▶ **Short problem**: Report how many lines include the word "containing", and nothing besides that number.

Items from a data source

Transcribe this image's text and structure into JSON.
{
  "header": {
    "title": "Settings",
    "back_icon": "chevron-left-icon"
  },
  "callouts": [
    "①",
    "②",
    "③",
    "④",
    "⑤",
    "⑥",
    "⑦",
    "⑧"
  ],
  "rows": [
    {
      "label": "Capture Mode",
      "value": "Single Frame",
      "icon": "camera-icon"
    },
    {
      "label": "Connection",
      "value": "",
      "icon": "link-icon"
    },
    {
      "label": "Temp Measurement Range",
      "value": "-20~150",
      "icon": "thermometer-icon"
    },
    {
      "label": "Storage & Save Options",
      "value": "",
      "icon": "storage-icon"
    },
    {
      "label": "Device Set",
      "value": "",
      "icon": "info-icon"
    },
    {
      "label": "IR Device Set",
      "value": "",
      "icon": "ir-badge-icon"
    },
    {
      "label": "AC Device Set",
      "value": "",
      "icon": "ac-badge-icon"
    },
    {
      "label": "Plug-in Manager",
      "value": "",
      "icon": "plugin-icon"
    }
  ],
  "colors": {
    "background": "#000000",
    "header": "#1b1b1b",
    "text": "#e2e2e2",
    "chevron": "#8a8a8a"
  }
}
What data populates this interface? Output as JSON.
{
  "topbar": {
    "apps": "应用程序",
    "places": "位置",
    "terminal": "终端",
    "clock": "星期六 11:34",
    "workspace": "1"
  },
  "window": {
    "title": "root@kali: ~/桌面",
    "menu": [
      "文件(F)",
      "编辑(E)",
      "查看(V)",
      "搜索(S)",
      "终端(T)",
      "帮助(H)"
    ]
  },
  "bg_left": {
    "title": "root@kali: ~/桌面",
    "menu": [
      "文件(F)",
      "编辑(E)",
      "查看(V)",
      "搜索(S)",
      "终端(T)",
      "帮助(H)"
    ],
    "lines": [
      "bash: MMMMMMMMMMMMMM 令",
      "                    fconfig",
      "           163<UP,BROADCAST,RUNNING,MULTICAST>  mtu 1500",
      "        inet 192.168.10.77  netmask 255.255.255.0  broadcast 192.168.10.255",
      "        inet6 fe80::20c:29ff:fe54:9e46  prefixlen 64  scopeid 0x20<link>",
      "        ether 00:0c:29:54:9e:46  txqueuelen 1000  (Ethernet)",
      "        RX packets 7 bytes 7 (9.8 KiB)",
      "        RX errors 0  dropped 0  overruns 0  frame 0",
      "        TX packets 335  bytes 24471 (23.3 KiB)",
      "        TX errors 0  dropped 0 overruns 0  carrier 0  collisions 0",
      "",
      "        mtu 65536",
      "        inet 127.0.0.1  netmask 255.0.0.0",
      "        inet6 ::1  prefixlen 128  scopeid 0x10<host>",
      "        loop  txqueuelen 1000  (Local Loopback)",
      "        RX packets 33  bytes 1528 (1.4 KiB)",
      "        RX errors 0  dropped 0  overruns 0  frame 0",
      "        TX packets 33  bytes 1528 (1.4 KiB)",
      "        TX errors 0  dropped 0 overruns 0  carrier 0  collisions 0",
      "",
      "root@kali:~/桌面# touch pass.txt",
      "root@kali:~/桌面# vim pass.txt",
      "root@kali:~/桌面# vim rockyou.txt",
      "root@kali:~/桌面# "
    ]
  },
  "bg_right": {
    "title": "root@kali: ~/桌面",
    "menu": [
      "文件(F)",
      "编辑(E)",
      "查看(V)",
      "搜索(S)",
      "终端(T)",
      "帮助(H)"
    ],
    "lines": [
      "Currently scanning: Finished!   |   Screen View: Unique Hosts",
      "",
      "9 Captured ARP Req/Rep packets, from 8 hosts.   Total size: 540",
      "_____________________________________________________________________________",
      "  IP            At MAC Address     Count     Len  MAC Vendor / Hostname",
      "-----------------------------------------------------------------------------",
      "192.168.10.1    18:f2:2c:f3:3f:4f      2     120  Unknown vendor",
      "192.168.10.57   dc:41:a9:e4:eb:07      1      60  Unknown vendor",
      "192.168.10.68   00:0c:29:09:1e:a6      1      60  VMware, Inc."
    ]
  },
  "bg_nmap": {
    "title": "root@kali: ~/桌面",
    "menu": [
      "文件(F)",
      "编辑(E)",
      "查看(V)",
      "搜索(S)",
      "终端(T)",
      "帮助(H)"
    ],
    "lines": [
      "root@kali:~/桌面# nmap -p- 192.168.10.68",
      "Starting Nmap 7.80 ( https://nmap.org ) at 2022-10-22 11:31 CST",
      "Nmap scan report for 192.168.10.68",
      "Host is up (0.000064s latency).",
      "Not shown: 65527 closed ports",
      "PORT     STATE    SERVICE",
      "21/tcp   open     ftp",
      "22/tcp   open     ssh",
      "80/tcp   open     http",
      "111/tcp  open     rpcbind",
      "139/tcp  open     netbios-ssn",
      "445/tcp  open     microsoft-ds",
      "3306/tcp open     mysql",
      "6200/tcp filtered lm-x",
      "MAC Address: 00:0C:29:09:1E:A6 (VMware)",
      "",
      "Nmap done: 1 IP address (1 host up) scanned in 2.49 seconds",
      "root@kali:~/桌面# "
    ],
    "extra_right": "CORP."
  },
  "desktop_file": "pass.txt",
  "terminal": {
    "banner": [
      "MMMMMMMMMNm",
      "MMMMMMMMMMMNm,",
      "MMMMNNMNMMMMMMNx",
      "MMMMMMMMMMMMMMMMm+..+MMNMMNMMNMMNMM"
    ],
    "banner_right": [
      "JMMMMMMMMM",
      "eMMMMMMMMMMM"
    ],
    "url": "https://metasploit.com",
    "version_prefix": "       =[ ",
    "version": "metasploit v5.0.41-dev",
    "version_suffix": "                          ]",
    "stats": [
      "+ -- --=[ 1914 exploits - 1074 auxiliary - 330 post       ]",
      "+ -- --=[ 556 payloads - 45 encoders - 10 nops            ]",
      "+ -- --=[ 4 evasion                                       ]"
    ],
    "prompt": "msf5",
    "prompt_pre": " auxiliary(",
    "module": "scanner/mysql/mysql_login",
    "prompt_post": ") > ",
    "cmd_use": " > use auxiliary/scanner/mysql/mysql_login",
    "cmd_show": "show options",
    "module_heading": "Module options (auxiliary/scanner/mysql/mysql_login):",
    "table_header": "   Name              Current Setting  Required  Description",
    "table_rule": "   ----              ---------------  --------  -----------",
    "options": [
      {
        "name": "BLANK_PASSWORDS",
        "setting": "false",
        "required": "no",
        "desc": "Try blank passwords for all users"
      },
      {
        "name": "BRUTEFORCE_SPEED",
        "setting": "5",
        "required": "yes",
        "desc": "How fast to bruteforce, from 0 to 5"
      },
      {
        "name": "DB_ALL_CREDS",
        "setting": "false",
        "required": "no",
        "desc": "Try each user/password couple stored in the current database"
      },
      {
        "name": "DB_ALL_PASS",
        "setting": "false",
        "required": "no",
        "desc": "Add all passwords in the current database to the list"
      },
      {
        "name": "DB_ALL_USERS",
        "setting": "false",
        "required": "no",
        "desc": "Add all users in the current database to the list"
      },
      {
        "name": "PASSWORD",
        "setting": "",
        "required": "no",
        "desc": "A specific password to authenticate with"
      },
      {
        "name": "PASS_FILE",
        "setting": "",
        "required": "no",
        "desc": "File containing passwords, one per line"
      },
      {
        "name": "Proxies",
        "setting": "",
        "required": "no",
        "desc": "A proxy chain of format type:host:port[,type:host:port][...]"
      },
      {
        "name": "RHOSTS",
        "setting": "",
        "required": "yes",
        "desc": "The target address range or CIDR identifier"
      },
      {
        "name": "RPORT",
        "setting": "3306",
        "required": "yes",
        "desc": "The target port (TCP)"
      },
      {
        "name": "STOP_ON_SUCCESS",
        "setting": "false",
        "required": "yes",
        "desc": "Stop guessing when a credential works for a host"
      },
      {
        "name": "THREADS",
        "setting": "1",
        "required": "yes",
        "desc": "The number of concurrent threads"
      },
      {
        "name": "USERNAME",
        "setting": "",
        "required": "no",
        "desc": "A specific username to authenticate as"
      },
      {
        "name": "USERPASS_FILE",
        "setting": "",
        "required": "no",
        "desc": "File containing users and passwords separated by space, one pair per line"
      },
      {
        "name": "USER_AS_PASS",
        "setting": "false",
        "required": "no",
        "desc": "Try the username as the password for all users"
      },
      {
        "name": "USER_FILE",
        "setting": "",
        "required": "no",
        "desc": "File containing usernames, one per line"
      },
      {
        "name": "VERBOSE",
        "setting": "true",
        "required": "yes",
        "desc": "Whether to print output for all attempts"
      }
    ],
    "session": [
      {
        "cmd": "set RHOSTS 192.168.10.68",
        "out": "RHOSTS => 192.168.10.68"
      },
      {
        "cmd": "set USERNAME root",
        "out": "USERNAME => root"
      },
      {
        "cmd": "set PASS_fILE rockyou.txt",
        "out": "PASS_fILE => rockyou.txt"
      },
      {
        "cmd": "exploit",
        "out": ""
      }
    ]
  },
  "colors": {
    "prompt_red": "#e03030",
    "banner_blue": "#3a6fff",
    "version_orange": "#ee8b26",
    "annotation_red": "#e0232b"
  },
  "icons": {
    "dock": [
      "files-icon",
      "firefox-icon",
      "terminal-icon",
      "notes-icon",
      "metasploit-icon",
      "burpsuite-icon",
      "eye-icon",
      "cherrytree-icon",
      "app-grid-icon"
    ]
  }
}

▶ **Finished answer**: 3